*Your objective:*
Return the entries below verbatim. Pictures stay out.

*Dataset records:*
(begin)
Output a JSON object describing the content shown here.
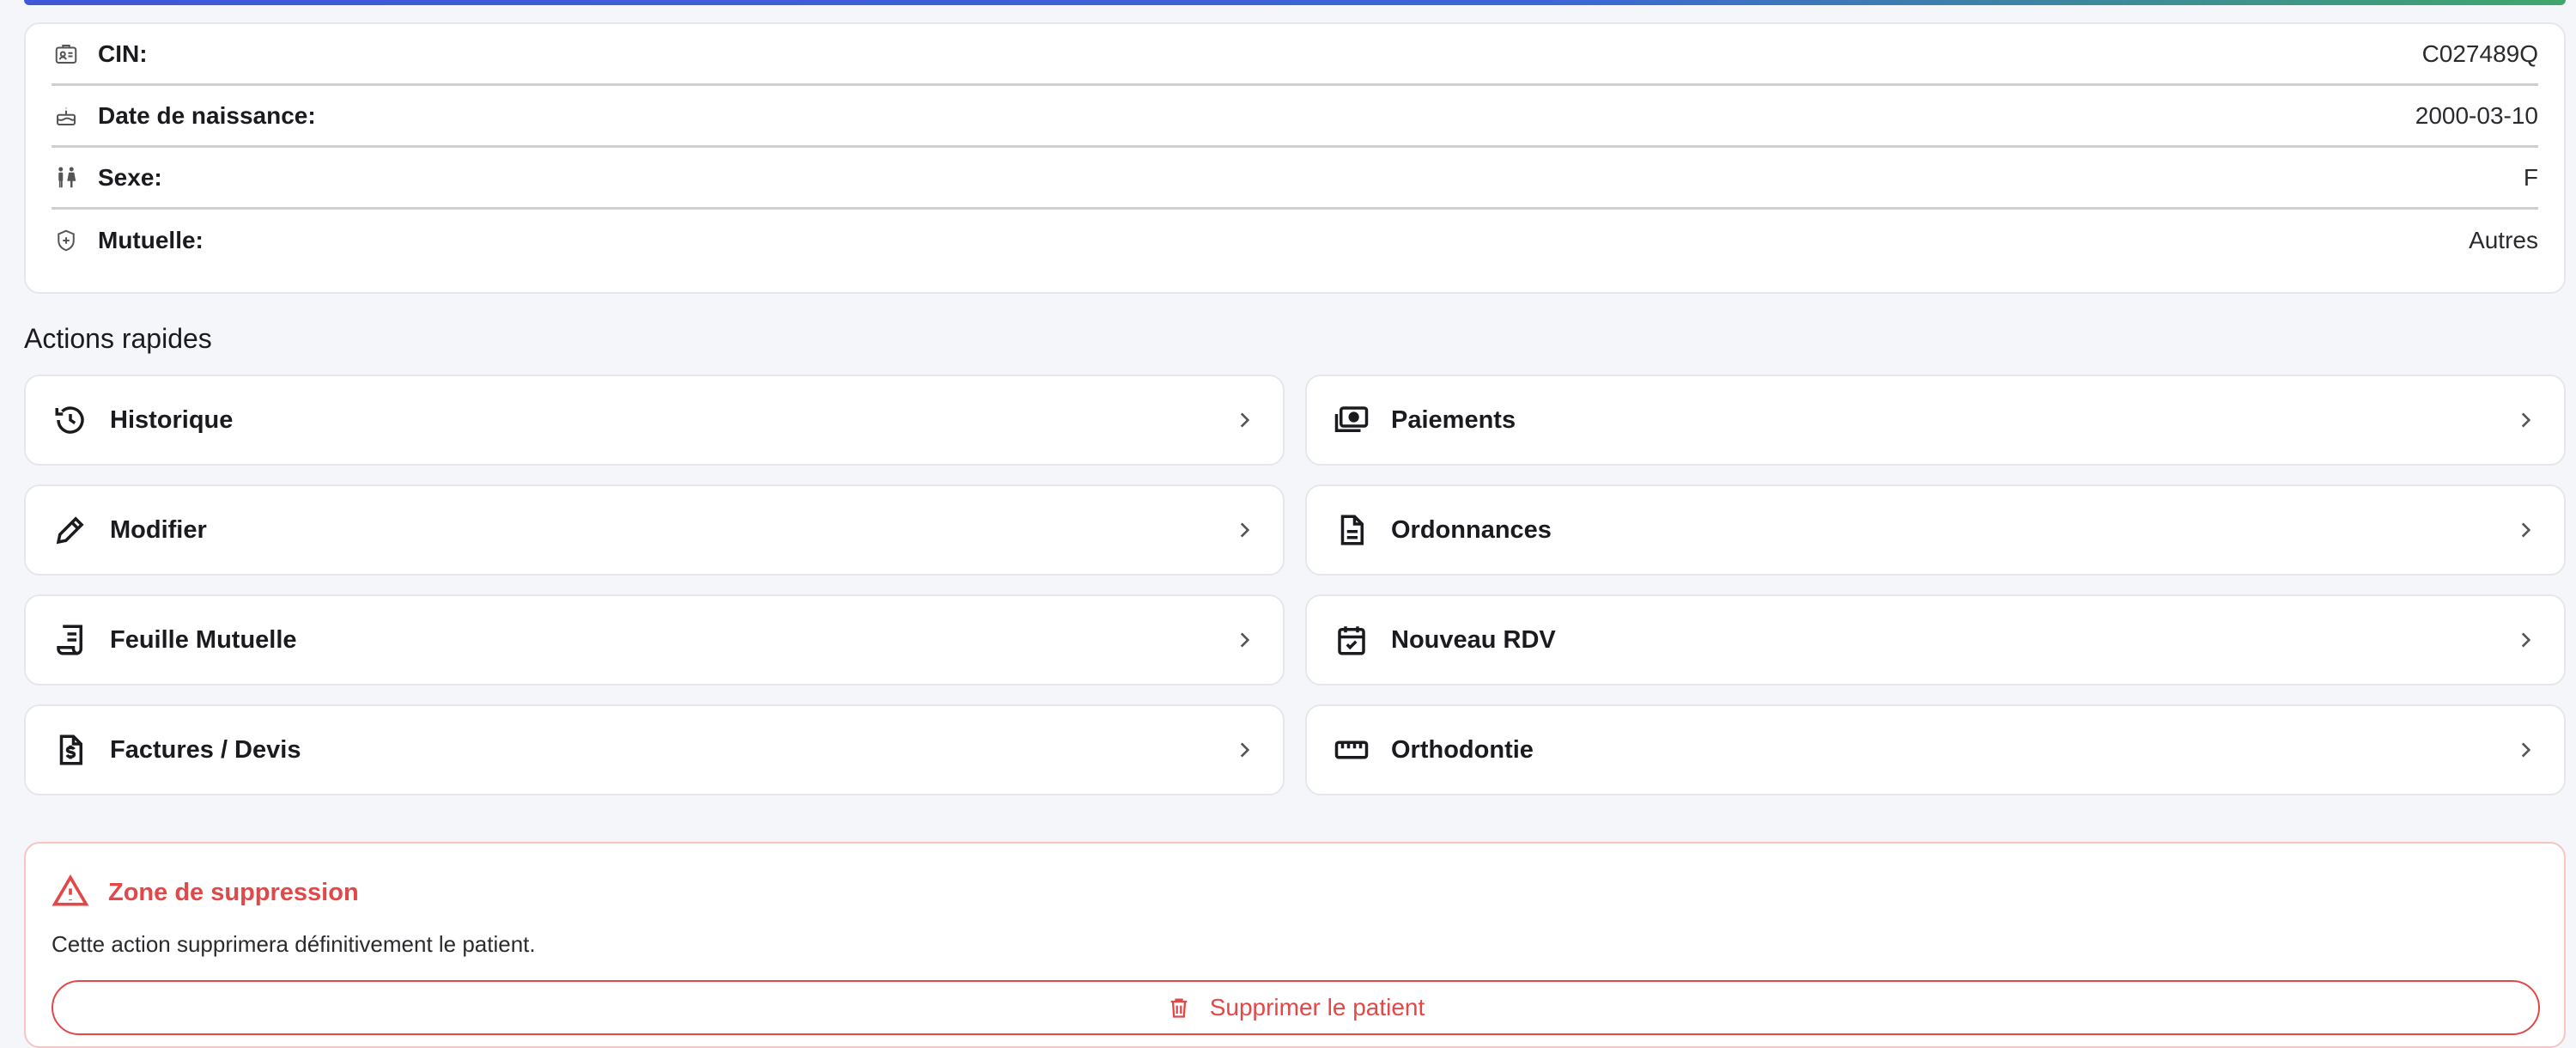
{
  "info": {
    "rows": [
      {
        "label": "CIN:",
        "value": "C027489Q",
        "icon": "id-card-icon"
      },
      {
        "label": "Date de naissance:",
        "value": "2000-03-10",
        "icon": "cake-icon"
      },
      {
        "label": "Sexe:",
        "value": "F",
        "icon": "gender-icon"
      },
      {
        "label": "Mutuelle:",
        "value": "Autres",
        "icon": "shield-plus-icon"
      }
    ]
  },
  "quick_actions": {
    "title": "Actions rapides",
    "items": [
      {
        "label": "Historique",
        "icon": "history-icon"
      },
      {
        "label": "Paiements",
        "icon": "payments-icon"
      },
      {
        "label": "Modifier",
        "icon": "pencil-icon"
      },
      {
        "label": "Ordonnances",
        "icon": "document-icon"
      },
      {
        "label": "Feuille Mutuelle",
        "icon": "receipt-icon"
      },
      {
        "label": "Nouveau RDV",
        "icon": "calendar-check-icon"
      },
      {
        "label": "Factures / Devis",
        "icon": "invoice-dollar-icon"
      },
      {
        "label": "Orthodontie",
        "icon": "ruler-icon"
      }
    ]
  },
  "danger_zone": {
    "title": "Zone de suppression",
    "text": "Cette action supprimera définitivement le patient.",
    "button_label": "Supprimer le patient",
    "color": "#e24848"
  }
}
(end)
*Final answer:*
Output a JSON object describing the content shown here.
{
  "info": {
    "rows": [
      {
        "label": "CIN:",
        "value": "C027489Q",
        "icon": "id-card-icon"
      },
      {
        "label": "Date de naissance:",
        "value": "2000-03-10",
        "icon": "cake-icon"
      },
      {
        "label": "Sexe:",
        "value": "F",
        "icon": "gender-icon"
      },
      {
        "label": "Mutuelle:",
        "value": "Autres",
        "icon": "shield-plus-icon"
      }
    ]
  },
  "quick_actions": {
    "title": "Actions rapides",
    "items": [
      {
        "label": "Historique",
        "icon": "history-icon"
      },
      {
        "label": "Paiements",
        "icon": "payments-icon"
      },
      {
        "label": "Modifier",
        "icon": "pencil-icon"
      },
      {
        "label": "Ordonnances",
        "icon": "document-icon"
      },
      {
        "label": "Feuille Mutuelle",
        "icon": "receipt-icon"
      },
      {
        "label": "Nouveau RDV",
        "icon": "calendar-check-icon"
      },
      {
        "label": "Factures / Devis",
        "icon": "invoice-dollar-icon"
      },
      {
        "label": "Orthodontie",
        "icon": "ruler-icon"
      }
    ]
  },
  "danger_zone": {
    "title": "Zone de suppression",
    "text": "Cette action supprimera définitivement le patient.",
    "button_label": "Supprimer le patient",
    "color": "#e24848"
  }
}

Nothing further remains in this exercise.